------ Data listing

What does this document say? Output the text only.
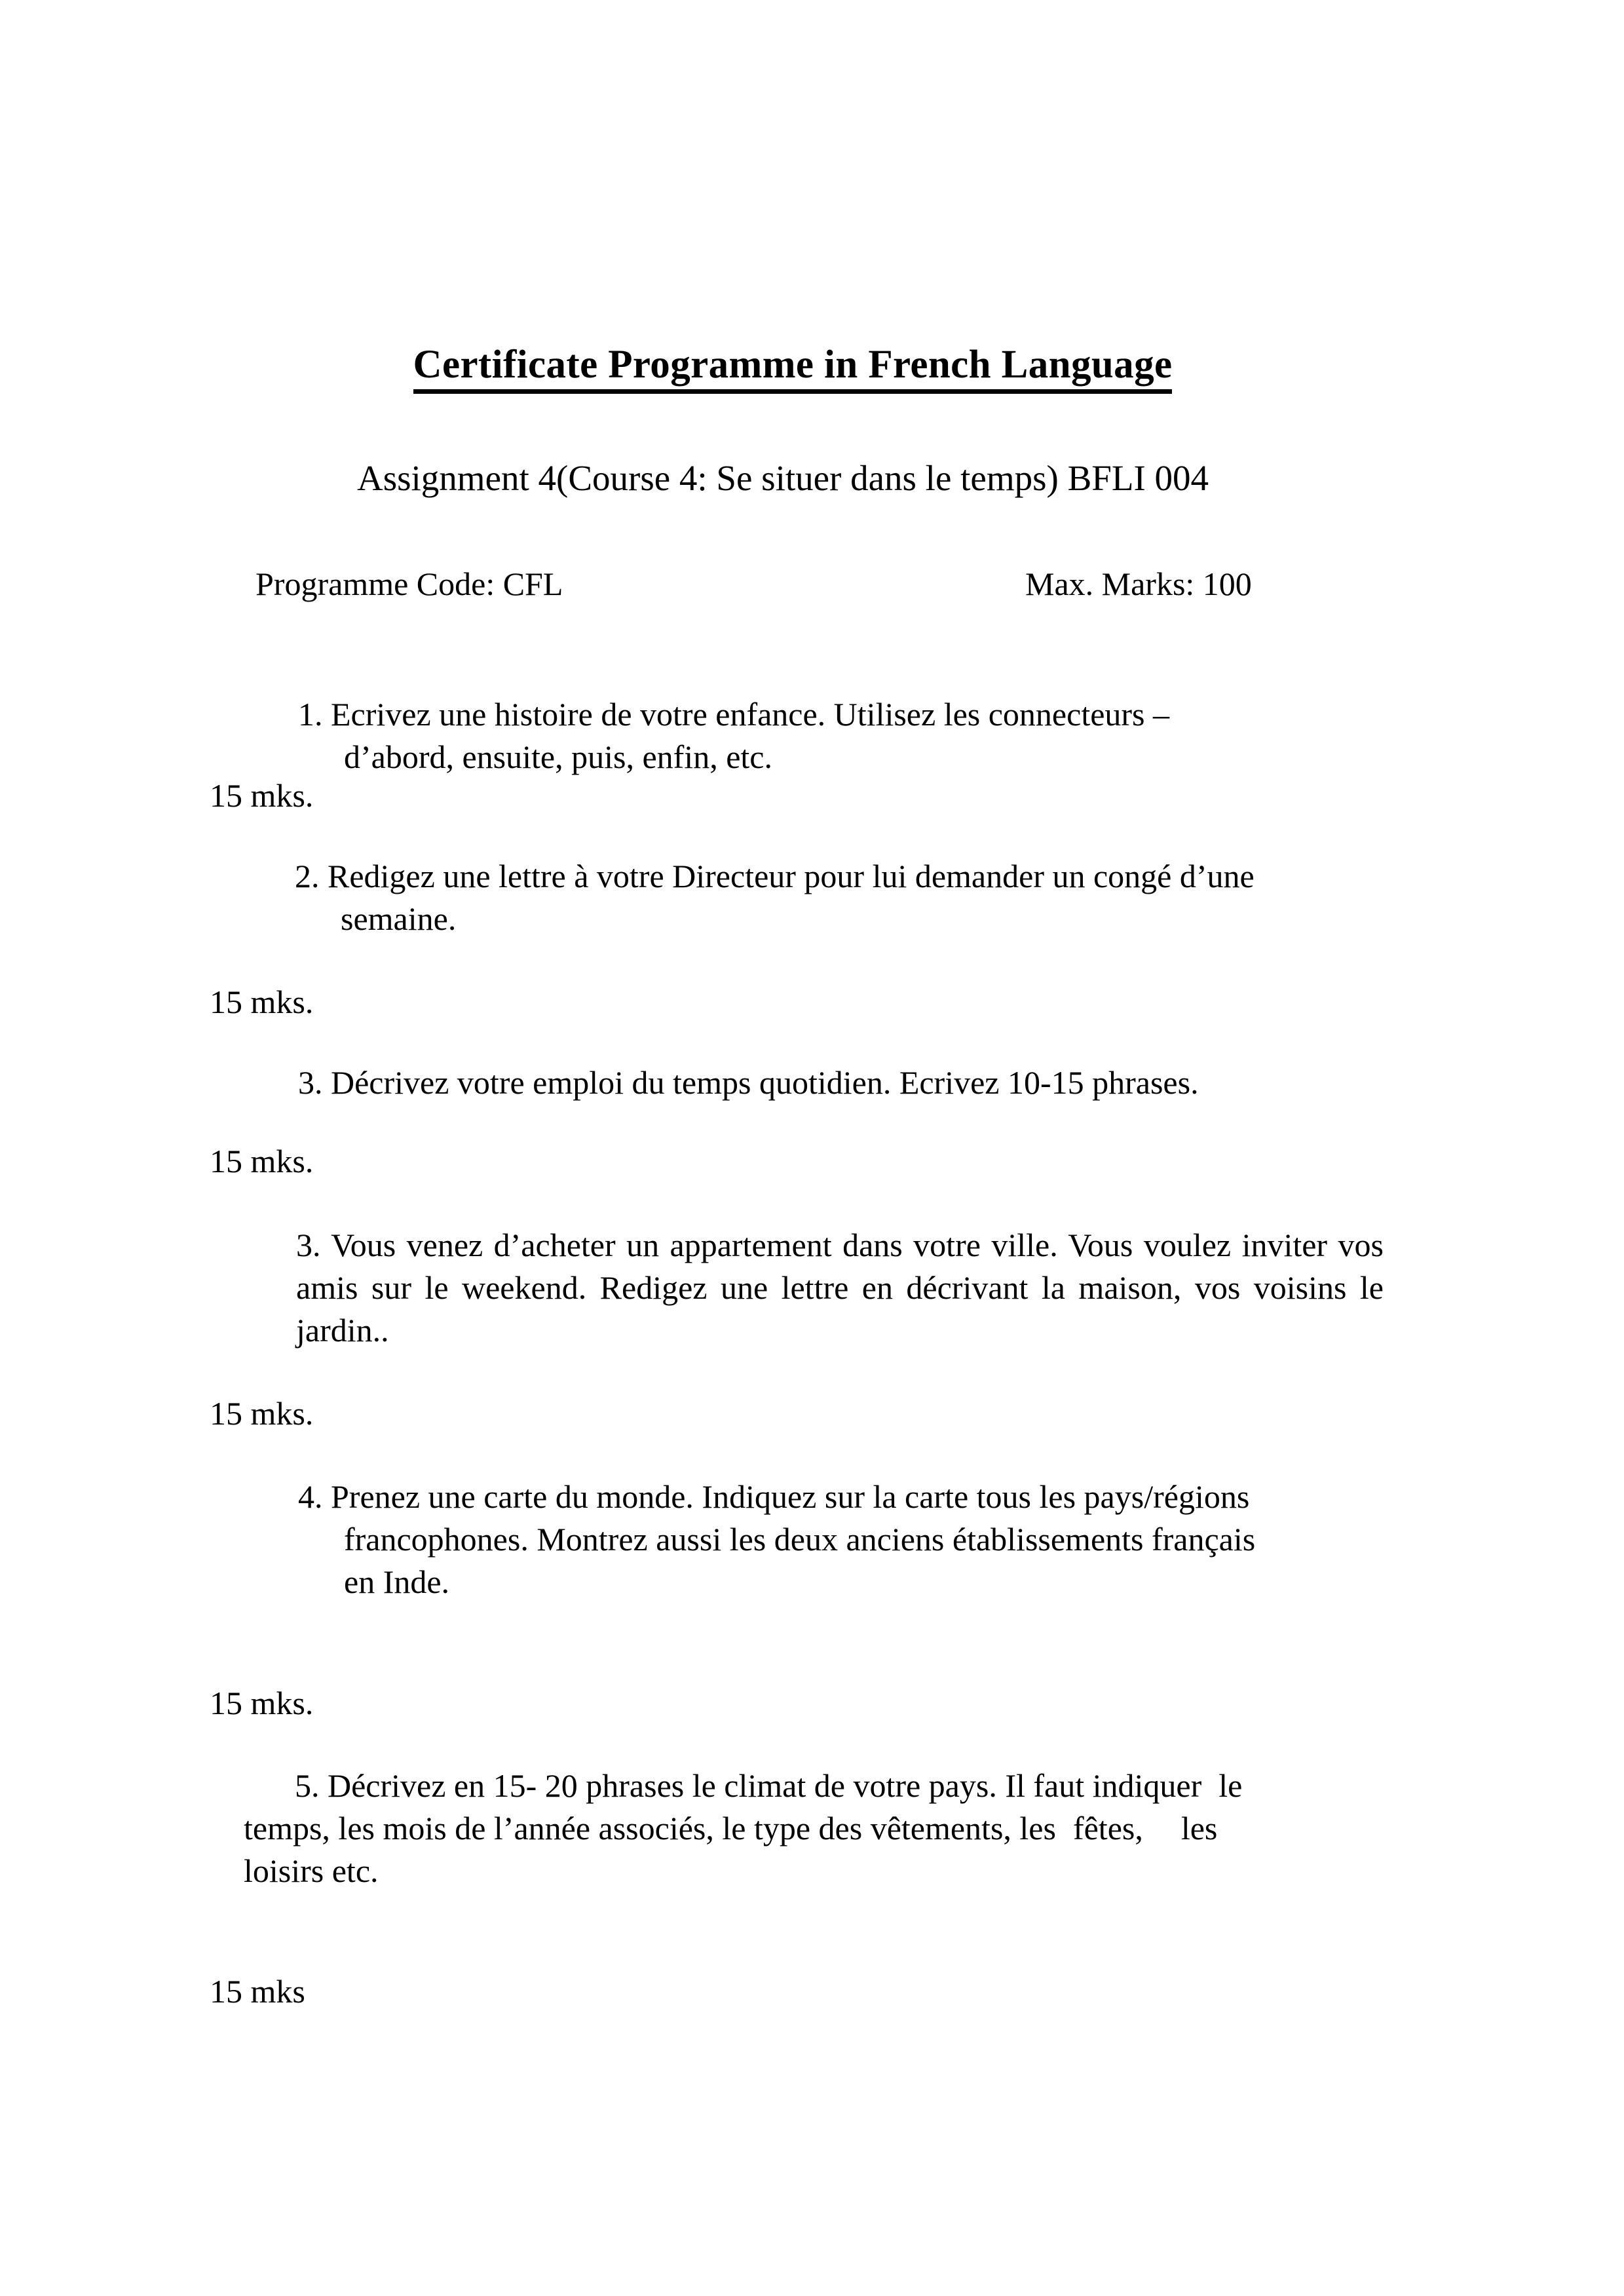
Certificate Programme in French Language
Assignment 4(Course 4: Se situer dans le temps) BFLI 004
Programme Code: CFL	Max. Marks: 100
1. Ecrivez une histoire de votre enfance. Utilisez les connecteurs –
d’abord, ensuite, puis, enfin, etc.
15 mks.
2. Redigez une lettre à votre Directeur pour lui demander un congé d’une
semaine.
15 mks.
3. Décrivez votre emploi du temps quotidien. Ecrivez 10-15 phrases.
15 mks.
3. Vous venez d’acheter un appartement dans votre ville. Vous voulez inviter vos amis sur le weekend. Redigez une lettre en décrivant la maison, vos voisins le jardin..
15 mks.
4. Prenez une carte du monde. Indiquez sur la carte tous les pays/régions
francophones. Montrez aussi les deux anciens établissements français
en Inde.
15 mks.
5. Décrivez en 15- 20 phrases le climat de votre pays. Il faut indiquer le
temps, les mois de l’année associés, le type des vêtements, les fêtes, les
loisirs etc.
15 mks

------------

_Short task_.
Give back each entry exactly as it appears, with no pictures.

_The solution_.
What does this document say? Output the text only.
Certificate Programme in French Language
Assignment 4(Course 4: Se situer dans le temps) BFLI 004
Programme Code: CFL	Max. Marks: 100
1. Ecrivez une histoire de votre enfance. Utilisez les connecteurs –
d’abord, ensuite, puis, enfin, etc.
15 mks.
2. Redigez une lettre à votre Directeur pour lui demander un congé d’une
semaine.
15 mks.
3. Décrivez votre emploi du temps quotidien. Ecrivez 10-15 phrases.
15 mks.
3. Vous venez d’acheter un appartement dans votre ville. Vous voulez inviter vos amis sur le weekend. Redigez une lettre en décrivant la maison, vos voisins le jardin..
15 mks.
4. Prenez une carte du monde. Indiquez sur la carte tous les pays/régions
francophones. Montrez aussi les deux anciens établissements français
en Inde.
15 mks.
5. Décrivez en 15- 20 phrases le climat de votre pays. Il faut indiquer le
temps, les mois de l’année associés, le type des vêtements, les fêtes, les
loisirs etc.
15 mks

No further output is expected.